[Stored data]
....
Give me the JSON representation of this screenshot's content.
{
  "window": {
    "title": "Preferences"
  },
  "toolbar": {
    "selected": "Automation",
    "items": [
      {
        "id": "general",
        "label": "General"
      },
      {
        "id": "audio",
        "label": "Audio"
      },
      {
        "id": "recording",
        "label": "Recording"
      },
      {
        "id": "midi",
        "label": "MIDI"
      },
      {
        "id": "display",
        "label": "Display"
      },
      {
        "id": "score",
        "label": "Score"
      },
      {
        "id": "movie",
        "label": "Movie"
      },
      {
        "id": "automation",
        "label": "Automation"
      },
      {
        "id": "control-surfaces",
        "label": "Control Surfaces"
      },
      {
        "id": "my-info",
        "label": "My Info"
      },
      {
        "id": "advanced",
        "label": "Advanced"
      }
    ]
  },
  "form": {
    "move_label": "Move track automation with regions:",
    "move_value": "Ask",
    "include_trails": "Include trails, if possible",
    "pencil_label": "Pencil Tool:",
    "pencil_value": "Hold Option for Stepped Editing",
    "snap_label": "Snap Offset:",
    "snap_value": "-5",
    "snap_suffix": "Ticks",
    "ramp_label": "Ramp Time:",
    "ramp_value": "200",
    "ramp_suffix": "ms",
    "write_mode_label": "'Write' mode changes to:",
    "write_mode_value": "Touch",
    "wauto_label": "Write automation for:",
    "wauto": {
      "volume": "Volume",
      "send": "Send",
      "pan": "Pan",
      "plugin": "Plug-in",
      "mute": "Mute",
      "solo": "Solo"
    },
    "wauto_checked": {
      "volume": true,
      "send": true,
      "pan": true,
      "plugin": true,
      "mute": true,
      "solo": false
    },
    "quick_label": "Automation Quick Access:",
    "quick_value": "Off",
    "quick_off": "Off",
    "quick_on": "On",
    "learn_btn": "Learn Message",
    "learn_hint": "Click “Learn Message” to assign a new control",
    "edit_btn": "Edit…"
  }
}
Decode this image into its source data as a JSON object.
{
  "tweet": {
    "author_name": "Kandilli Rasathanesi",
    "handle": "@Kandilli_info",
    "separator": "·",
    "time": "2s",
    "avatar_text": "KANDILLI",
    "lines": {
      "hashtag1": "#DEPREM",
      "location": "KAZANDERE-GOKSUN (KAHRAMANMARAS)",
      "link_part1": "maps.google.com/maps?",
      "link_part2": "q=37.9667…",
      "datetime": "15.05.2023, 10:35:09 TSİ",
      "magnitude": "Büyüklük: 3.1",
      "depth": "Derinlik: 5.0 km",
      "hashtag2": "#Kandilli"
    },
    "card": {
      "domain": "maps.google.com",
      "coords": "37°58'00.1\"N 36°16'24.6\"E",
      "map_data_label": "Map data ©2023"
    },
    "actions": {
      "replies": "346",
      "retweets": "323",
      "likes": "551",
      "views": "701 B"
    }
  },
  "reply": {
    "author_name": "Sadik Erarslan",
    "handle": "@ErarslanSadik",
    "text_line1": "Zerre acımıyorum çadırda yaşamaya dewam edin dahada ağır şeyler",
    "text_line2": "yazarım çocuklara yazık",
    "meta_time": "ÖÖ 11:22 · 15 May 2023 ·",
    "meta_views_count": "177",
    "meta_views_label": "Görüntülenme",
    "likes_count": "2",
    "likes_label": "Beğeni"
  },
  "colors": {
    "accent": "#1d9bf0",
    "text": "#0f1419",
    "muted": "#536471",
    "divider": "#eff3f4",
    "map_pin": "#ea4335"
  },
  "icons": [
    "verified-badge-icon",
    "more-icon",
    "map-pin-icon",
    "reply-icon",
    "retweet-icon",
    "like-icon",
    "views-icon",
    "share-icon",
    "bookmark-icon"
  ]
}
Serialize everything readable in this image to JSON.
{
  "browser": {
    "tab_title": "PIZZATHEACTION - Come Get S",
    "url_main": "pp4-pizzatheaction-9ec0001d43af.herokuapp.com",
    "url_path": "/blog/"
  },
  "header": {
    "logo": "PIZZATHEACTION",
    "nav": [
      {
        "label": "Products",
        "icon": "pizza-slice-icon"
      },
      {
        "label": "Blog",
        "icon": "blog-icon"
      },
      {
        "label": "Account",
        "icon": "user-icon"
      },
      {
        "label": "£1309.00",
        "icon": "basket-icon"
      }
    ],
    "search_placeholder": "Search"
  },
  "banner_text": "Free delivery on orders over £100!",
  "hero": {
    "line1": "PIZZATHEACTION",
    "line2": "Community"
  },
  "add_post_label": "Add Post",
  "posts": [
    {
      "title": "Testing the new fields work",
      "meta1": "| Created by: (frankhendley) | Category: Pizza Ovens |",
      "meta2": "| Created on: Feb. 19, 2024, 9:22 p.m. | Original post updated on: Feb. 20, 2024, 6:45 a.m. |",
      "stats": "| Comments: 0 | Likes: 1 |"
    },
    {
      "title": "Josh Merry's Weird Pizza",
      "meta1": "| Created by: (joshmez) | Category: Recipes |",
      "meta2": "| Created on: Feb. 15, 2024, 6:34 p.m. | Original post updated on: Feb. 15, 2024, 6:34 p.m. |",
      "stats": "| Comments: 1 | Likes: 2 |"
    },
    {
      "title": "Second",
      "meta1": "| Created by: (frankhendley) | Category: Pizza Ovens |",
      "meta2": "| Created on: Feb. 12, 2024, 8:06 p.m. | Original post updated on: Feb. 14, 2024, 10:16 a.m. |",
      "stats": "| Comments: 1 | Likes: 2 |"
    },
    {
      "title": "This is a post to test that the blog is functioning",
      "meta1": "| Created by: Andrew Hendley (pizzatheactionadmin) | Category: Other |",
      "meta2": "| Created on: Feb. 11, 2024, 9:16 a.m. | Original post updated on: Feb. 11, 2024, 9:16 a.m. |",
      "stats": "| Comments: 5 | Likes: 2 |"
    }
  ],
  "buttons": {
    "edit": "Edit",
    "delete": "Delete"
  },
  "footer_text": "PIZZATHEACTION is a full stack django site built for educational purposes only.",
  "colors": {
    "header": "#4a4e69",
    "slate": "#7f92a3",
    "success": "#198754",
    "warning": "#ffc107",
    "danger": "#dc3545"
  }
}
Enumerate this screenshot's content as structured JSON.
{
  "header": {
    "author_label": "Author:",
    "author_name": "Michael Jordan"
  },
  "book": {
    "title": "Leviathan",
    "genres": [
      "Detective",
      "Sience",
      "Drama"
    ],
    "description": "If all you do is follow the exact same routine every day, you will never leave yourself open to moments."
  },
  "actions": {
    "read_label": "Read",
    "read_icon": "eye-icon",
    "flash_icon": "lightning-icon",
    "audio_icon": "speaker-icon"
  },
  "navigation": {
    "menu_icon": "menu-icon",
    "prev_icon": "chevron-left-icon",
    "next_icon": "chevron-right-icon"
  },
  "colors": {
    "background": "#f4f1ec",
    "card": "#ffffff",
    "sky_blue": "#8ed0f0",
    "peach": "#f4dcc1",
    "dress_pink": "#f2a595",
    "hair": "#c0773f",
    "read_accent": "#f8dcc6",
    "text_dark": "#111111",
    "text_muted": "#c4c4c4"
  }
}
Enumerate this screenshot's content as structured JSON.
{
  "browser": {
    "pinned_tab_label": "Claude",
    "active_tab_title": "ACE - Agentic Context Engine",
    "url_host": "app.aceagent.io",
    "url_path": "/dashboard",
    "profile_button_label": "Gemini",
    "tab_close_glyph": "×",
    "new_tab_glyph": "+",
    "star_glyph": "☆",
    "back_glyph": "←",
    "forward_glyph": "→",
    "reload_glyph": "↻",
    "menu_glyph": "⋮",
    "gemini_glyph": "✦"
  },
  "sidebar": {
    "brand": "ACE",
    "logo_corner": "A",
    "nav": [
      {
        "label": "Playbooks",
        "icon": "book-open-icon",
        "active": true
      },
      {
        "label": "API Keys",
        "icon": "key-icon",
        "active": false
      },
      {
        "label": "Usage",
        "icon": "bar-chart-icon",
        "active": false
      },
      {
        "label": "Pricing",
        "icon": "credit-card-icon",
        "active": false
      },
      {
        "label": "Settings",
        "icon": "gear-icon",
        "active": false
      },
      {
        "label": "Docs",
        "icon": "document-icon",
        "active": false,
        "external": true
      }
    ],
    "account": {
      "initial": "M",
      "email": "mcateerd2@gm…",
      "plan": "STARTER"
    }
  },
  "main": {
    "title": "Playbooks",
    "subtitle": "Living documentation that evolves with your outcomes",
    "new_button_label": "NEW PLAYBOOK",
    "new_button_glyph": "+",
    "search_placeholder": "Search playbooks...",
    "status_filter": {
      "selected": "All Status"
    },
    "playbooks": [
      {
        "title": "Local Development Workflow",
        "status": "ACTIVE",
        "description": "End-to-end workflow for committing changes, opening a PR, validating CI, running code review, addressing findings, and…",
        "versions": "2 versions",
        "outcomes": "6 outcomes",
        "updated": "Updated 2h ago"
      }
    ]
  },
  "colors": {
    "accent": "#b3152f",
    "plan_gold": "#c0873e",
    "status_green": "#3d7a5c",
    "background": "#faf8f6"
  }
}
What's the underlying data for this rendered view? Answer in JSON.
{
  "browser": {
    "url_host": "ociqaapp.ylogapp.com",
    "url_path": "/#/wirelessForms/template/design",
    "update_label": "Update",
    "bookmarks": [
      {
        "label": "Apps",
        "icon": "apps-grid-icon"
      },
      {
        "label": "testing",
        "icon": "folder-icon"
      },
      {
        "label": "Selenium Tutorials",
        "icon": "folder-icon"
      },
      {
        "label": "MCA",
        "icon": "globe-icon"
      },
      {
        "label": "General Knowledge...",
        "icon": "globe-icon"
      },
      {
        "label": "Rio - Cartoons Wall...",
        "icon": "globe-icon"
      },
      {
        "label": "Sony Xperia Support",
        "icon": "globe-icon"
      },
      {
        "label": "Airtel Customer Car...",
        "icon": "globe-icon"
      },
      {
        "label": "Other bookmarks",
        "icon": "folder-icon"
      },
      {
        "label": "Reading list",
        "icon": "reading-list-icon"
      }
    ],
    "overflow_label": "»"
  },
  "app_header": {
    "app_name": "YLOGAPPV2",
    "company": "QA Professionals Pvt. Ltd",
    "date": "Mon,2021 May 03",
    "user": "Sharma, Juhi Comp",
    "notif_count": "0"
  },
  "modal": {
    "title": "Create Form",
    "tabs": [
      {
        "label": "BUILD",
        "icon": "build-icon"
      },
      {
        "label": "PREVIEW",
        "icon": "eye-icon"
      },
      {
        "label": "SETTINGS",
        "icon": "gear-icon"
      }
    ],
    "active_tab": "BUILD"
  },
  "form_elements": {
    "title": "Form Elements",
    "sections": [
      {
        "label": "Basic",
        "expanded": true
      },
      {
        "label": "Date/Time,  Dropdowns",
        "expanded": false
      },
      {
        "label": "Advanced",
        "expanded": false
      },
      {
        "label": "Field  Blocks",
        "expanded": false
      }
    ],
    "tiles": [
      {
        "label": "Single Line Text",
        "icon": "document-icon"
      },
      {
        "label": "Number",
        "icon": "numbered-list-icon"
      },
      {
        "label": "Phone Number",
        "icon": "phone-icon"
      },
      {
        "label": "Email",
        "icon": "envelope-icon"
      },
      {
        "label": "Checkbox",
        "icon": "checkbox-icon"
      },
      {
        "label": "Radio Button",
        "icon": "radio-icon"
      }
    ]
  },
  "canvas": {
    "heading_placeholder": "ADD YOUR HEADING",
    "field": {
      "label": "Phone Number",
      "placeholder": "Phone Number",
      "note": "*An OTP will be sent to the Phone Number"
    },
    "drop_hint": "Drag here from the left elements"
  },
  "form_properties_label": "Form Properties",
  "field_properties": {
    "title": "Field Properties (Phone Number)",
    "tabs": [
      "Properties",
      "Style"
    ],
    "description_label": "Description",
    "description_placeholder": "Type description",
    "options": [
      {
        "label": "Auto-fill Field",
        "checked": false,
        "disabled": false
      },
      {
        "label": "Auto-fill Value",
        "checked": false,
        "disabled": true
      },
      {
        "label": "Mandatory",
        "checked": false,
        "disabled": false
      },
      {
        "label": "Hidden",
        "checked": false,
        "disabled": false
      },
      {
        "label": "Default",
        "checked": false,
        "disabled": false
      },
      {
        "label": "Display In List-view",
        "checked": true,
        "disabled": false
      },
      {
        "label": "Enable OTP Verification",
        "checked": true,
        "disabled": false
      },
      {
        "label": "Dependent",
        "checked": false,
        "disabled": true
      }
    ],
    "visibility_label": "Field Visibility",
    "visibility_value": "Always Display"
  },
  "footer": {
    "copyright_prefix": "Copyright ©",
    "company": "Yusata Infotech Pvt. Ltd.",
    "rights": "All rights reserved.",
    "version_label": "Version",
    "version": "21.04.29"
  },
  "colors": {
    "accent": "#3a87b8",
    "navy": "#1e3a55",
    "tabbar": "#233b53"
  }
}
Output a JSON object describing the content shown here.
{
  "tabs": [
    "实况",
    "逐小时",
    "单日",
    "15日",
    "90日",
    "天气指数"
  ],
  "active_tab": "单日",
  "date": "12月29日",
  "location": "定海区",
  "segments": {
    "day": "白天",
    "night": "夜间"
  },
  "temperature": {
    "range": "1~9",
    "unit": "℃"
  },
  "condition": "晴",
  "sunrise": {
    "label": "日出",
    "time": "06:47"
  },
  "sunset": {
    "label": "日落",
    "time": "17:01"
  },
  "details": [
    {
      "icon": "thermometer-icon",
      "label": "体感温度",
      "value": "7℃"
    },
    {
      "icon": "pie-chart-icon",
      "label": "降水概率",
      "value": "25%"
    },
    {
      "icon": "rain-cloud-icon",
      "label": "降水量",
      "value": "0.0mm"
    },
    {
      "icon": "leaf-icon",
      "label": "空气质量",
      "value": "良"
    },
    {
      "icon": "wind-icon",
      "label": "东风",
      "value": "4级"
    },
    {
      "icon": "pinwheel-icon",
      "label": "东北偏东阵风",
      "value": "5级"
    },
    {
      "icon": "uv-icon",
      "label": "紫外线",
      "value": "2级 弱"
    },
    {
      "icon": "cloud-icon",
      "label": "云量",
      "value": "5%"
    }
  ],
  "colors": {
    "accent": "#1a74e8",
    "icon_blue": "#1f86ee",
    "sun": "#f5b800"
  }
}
....
EXERCISE DIRECTIONS => Using the material above, reproduce exactly the line that contains "Output a JSON" and all lines after it through the last one, and only those.

EXERCISE RESPONSE =>
Output a JSON object describing the content shown here.
{
  "tabs": [
    "实况",
    "逐小时",
    "单日",
    "15日",
    "90日",
    "天气指数"
  ],
  "active_tab": "单日",
  "date": "12月29日",
  "location": "定海区",
  "segments": {
    "day": "白天",
    "night": "夜间"
  },
  "temperature": {
    "range": "1~9",
    "unit": "℃"
  },
  "condition": "晴",
  "sunrise": {
    "label": "日出",
    "time": "06:47"
  },
  "sunset": {
    "label": "日落",
    "time": "17:01"
  },
  "details": [
    {
      "icon": "thermometer-icon",
      "label": "体感温度",
      "value": "7℃"
    },
    {
      "icon": "pie-chart-icon",
      "label": "降水概率",
      "value": "25%"
    },
    {
      "icon": "rain-cloud-icon",
      "label": "降水量",
      "value": "0.0mm"
    },
    {
      "icon": "leaf-icon",
      "label": "空气质量",
      "value": "良"
    },
    {
      "icon": "wind-icon",
      "label": "东风",
      "value": "4级"
    },
    {
      "icon": "pinwheel-icon",
      "label": "东北偏东阵风",
      "value": "5级"
    },
    {
      "icon": "uv-icon",
      "label": "紫外线",
      "value": "2级 弱"
    },
    {
      "icon": "cloud-icon",
      "label": "云量",
      "value": "5%"
    }
  ],
  "colors": {
    "accent": "#1a74e8",
    "icon_blue": "#1f86ee",
    "sun": "#f5b800"
  }
}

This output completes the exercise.